## Objective
Extract every line starting at the line that contains "Enumerate this screenshot's" and ending with the final line of the data, inclusive; give only those lines, word for word.

● ● ● ●

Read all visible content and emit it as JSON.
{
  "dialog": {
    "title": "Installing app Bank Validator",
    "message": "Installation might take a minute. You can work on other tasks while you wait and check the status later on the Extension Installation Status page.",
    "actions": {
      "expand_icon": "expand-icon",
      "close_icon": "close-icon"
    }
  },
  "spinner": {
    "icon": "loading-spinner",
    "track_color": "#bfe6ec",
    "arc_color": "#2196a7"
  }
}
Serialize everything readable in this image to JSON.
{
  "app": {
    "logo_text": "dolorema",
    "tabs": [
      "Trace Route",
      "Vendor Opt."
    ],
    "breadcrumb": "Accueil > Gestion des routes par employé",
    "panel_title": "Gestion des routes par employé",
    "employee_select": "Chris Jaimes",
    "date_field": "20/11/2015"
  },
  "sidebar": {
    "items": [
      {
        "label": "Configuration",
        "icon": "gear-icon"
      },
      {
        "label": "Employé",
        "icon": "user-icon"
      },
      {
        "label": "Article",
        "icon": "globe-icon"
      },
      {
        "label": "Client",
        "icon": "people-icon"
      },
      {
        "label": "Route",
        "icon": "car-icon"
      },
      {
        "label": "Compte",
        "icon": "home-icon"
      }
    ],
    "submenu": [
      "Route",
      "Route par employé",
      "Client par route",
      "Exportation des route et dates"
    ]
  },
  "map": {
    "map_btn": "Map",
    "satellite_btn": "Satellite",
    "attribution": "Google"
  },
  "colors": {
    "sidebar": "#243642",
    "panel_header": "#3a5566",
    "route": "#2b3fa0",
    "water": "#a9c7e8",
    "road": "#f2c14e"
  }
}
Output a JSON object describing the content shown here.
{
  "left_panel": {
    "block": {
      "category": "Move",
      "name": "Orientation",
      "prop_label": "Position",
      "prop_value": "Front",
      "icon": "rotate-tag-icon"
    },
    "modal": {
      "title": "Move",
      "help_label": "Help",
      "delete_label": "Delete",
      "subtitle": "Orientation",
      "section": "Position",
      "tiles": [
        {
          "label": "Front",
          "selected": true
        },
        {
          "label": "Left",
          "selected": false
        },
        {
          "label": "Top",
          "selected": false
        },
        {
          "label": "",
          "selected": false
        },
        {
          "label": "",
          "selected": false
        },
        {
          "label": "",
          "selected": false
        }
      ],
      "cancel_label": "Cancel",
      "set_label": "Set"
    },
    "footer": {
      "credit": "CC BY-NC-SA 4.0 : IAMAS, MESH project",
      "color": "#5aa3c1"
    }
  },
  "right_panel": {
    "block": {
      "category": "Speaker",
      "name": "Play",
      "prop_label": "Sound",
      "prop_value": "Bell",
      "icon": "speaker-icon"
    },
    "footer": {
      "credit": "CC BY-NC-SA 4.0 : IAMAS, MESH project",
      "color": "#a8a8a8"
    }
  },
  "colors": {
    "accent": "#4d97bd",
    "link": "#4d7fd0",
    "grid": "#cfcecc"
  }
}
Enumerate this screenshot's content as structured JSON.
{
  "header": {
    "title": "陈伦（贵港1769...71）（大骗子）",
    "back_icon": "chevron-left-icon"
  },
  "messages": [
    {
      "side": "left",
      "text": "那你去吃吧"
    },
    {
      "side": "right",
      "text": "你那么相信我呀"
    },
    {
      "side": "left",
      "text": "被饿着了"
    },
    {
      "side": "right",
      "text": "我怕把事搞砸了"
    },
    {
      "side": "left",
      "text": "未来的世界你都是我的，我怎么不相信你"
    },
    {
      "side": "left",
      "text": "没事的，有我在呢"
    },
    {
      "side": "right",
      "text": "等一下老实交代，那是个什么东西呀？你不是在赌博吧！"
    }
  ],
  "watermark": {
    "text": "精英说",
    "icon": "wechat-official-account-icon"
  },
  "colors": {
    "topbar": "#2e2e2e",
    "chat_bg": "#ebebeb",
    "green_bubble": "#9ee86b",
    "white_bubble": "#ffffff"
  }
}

● ● ● ●

## Exercise solution
Enumerate this screenshot's content as structured JSON.
{
  "header": {
    "title": "陈伦（贵港1769...71）（大骗子）",
    "back_icon": "chevron-left-icon"
  },
  "messages": [
    {
      "side": "left",
      "text": "那你去吃吧"
    },
    {
      "side": "right",
      "text": "你那么相信我呀"
    },
    {
      "side": "left",
      "text": "被饿着了"
    },
    {
      "side": "right",
      "text": "我怕把事搞砸了"
    },
    {
      "side": "left",
      "text": "未来的世界你都是我的，我怎么不相信你"
    },
    {
      "side": "left",
      "text": "没事的，有我在呢"
    },
    {
      "side": "right",
      "text": "等一下老实交代，那是个什么东西呀？你不是在赌博吧！"
    }
  ],
  "watermark": {
    "text": "精英说",
    "icon": "wechat-official-account-icon"
  },
  "colors": {
    "topbar": "#2e2e2e",
    "chat_bg": "#ebebeb",
    "green_bubble": "#9ee86b",
    "white_bubble": "#ffffff"
  }
}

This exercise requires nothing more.